WRITTEN EXERCISE: Reproduce all lines of the listing below in which the word "preto" occurs.

RECORDS FOR PROCESSING:

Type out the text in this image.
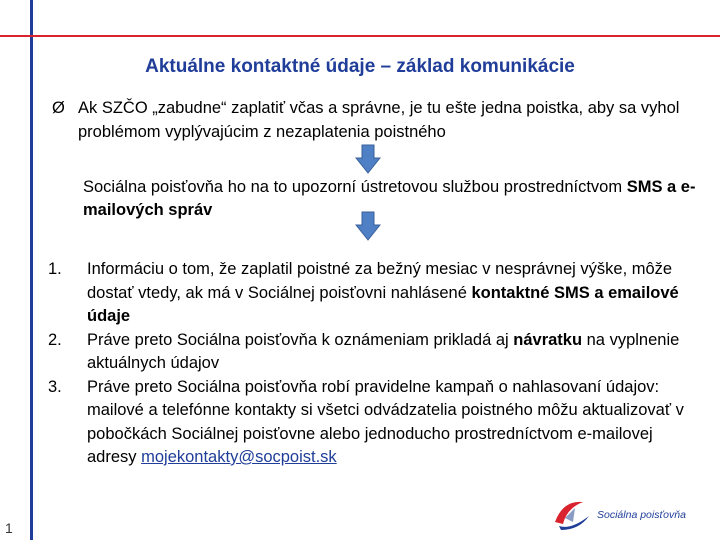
Aktuálne kontaktné údaje – základ komunikácie
Ø Ak SZČO „zabudne“ zaplatiť včas a správne, je tu ešte jedna poistka, aby sa vyhol problémom vyplývajúcim z nezaplatenia poistného
Sociálna poisťovňa ho na to upozorní ústretovou službou prostredníctvom SMS a e-mailových správ
1.	Informáciu o tom, že zaplatil poistné za bežný mesiac v nesprávnej výške, môže dostať vtedy, ak má v Sociálnej poisťovni nahlásené kontaktné SMS a emailové údaje
2.	Práve preto Sociálna poisťovňa k oznámeniam prikladá aj návratku na vyplnenie aktuálnych údajov
3.	Práve preto Sociálna poisťovňa robí pravidelne kampaň o nahlasovaní údajov: mailové a telefónne kontakty si všetci odvádzatelia poistného môžu aktualizovať v pobočkách Sociálnej poisťovne alebo jednoducho prostredníctvom e-mailovej adresy mojekontakty@socpoist.sk
1
Sociálna poisťovňa
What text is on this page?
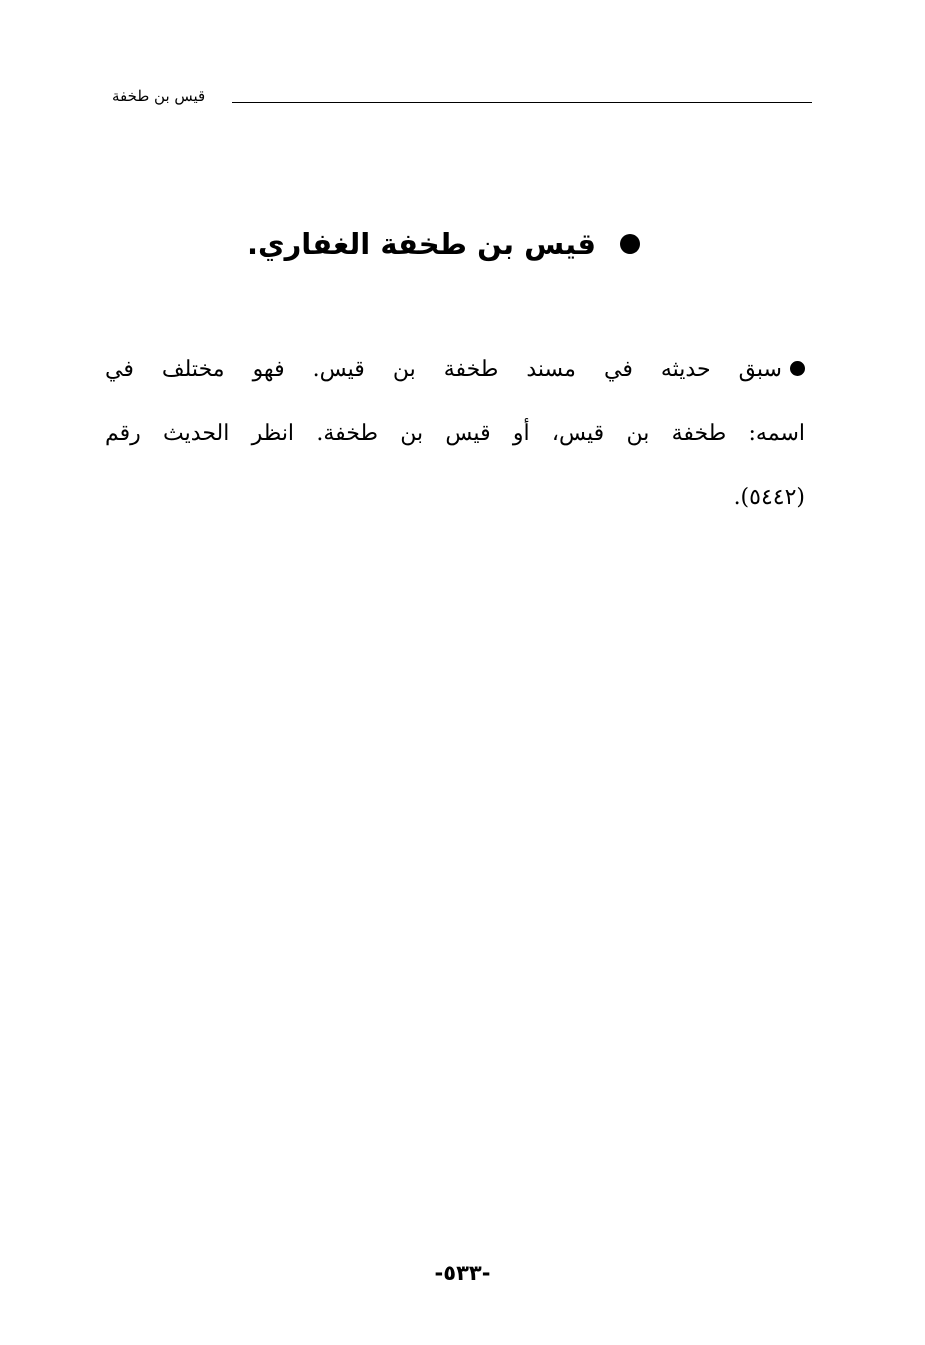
قيس بن طخفة
قيس بن طخفة الغفاري.
سبق حديثه في مسند طخفة بن قيس. فهو مختلف في
اسمه: طخفة بن قيس، أو قيس بن طخفة. انظر الحديث رقم
(٥٤٤٢).
-٥٣٣-
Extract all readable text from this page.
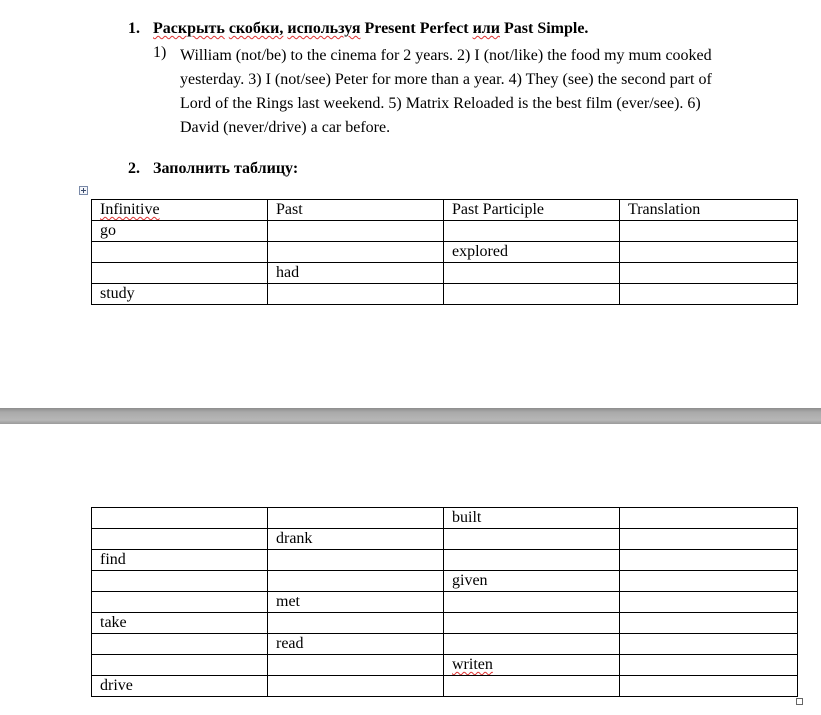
1. Раскрыть скобки, используя Present Perfect или Past Simple.
1) William (not/be) to the cinema for 2 years. 2) I (not/like) the food my mum cooked
yesterday. 3) I (not/see) Peter for more than a year. 4) They (see) the second part of
Lord of the Rings last weekend. 5) Matrix Reloaded is the best film (ever/see). 6)
David (never/drive) a car before.
2. Заполнить таблицу:
Infinitive	Past	Past Participle	Translation
go			
		explored	
	had		
study			
		built	
	drank		
find			
		given	
	met		
take			
	read		
		writen	
drive			
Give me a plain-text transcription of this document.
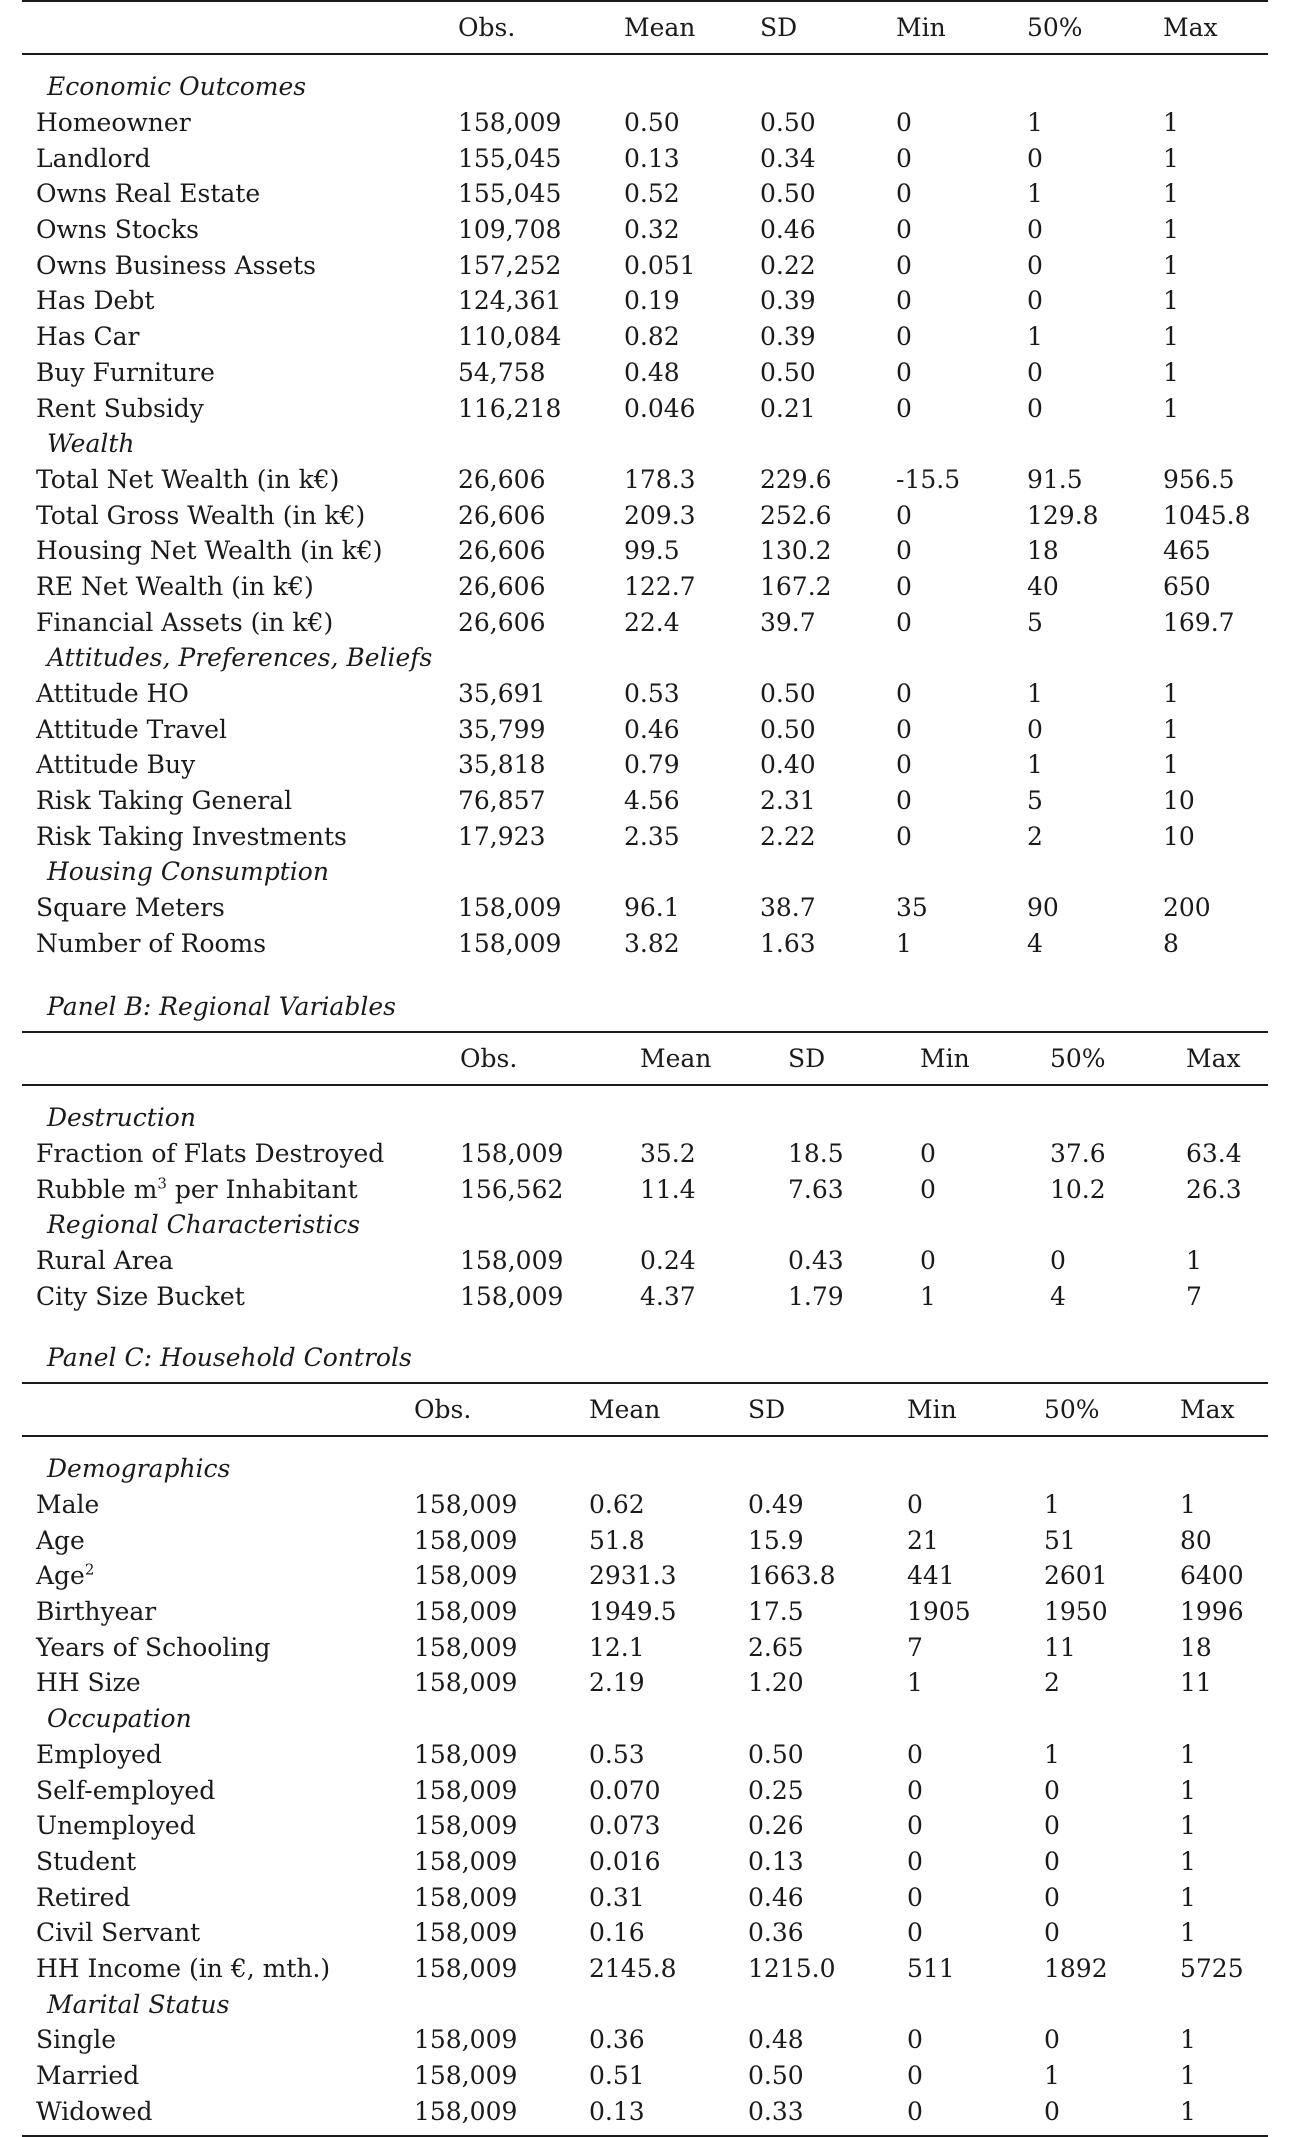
	Obs.	Mean	SD	Min	50%	Max

Economic Outcomes						
Homeowner	158,009	0.50	0.50	0	1	1
Landlord	155,045	0.13	0.34	0	0	1
Owns Real Estate	155,045	0.52	0.50	0	1	1
Owns Stocks	109,708	0.32	0.46	0	0	1
Owns Business Assets	157,252	0.051	0.22	0	0	1
Has Debt	124,361	0.19	0.39	0	0	1
Has Car	110,084	0.82	0.39	0	1	1
Buy Furniture	54,758	0.48	0.50	0	0	1
Rent Subsidy	116,218	0.046	0.21	0	0	1
Wealth						
Total Net Wealth (in k€)	26,606	178.3	229.6	-15.5	91.5	956.5
Total Gross Wealth (in k€)	26,606	209.3	252.6	0	129.8	1045.8
Housing Net Wealth (in k€)	26,606	99.5	130.2	0	18	465
RE Net Wealth (in k€)	26,606	122.7	167.2	0	40	650
Financial Assets (in k€)	26,606	22.4	39.7	0	5	169.7
Attitudes, Preferences, Beliefs						
Attitude HO	35,691	0.53	0.50	0	1	1
Attitude Travel	35,799	0.46	0.50	0	0	1
Attitude Buy	35,818	0.79	0.40	0	1	1
Risk Taking General	76,857	4.56	2.31	0	5	10
Risk Taking Investments	17,923	2.35	2.22	0	2	10
Housing Consumption						
Square Meters	158,009	96.1	38.7	35	90	200
Number of Rooms	158,009	3.82	1.63	1	4	8

Panel B: Regional Variables
	Obs.	Mean	SD	Min	50%	Max

Destruction						
Fraction of Flats Destroyed	158,009	35.2	18.5	0	37.6	63.4
Rubble $m^3$ per Inhabitant	156,562	11.4	7.63	0	10.2	26.3
Regional Characteristics						
Rural Area	158,009	0.24	0.43	0	0	1
City Size Bucket	158,009	4.37	1.79	1	4	7

Panel C: Household Controls
	Obs.	Mean	SD	Min	50%	Max

Demographics						
Male	158,009	0.62	0.49	0	1	1
Age	158,009	51.8	15.9	21	51	80
Age$^2$	158,009	2931.3	1663.8	441	2601	6400
Birthyear	158,009	1949.5	17.5	1905	1950	1996
Years of Schooling	158,009	12.1	2.65	7	11	18
HH Size	158,009	2.19	1.20	1	2	11
Occupation						
Employed	158,009	0.53	0.50	0	1	1
Self-employed	158,009	0.070	0.25	0	0	1
Unemployed	158,009	0.073	0.26	0	0	1
Student	158,009	0.016	0.13	0	0	1
Retired	158,009	0.31	0.46	0	0	1
Civil Servant	158,009	0.16	0.36	0	0	1
HH Income (in €, mth.)	158,009	2145.8	1215.0	511	1892	5725
Marital Status						
Single	158,009	0.36	0.48	0	0	1
Married	158,009	0.51	0.50	0	1	1
Widowed	158,009	0.13	0.33	0	0	1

SOLUTION TO THIS TASK:
2.	Práve preto Sociálna poisťovňa k oznámeniam prikladá aj návratku na vyplnenie aktuálnych údajov
3.	Práve preto Sociálna poisťovňa robí pravidelne kampaň o nahlasovaní údajov: mailové a telefónne kontakty si všetci odvádzatelia poistného môžu aktualizovať v pobočkách Sociálnej poisťovne alebo jednoducho prostredníctvom e-mailovej adresy mojekontakty@socpoist.sk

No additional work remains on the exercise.